(begin)
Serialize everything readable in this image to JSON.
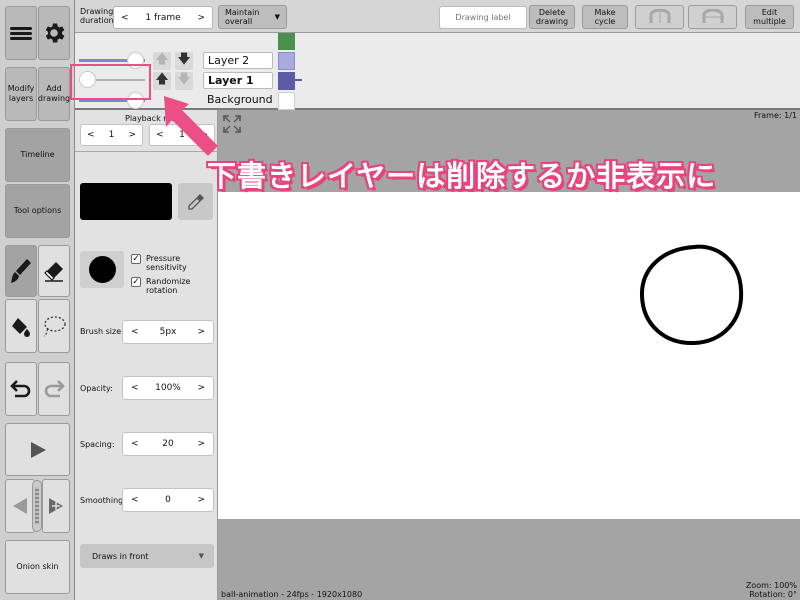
{
  "colors": {
    "accent": "#ec4f86",
    "layer_green": "#4d8f4d",
    "layer_lavender": "#aaaadd",
    "layer_indigo": "#5b5ba6"
  },
  "left_toolbar": {
    "menu_icon": "hamburger-menu-icon",
    "settings_icon": "gear-icon",
    "modify_layers_label": "Modify layers",
    "add_drawing_label": "Add drawing",
    "timeline_label": "Timeline",
    "tool_options_label": "Tool options",
    "onion_skin_label": "Onion skin"
  },
  "toolbar": {
    "drawing_duration_label": "Drawing duration:",
    "frame_stepper_value": "1 frame",
    "prev_symbol": "<",
    "next_symbol": ">",
    "maintain_label": "Maintain overall",
    "dropdown_symbol": "▼",
    "drawing_label_placeholder": "Drawing label",
    "delete_drawing_label": "Delete drawing",
    "make_cycle_label": "Make cycle",
    "edit_multiple_label": "Edit multiple"
  },
  "layers": {
    "items": [
      {
        "name": "Layer 2",
        "bold": false
      },
      {
        "name": "Layer 1",
        "bold": true
      },
      {
        "name": "Background",
        "bold": false
      }
    ],
    "up_symbol": "🡅",
    "down_symbol": "🡇"
  },
  "playback_range": {
    "label": "Playback range",
    "start": "1",
    "end": "1"
  },
  "tool_options": {
    "pressure_sensitivity_label": "Pressure sensitivity",
    "randomize_rotation_label": "Randomize rotation",
    "pressure_sensitivity_checked": true,
    "randomize_rotation_checked": true,
    "check_symbol": "✓",
    "brush_size_label": "Brush size:",
    "brush_size_value": "5px",
    "opacity_label": "Opacity:",
    "opacity_value": "100%",
    "spacing_label": "Spacing:",
    "spacing_value": "20",
    "smoothing_label": "Smoothing:",
    "smoothing_value": "0",
    "draws_in_front_label": "Draws in front"
  },
  "canvas": {
    "frame_indicator": "Frame: 1/1",
    "zoom": "Zoom: 100%",
    "rotation": "Rotation: 0°",
    "project_info": "ball-animation - 24fps - 1920x1080"
  },
  "annotation": {
    "callout_text": "下書きレイヤーは削除するか非表示に"
  }
}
(end)
Identify the lines that hold the word "true". Copy every one of them.

◆ Written response:
        "bold": true
    "pressure_sensitivity_checked": true,
    "randomize_rotation_checked": true,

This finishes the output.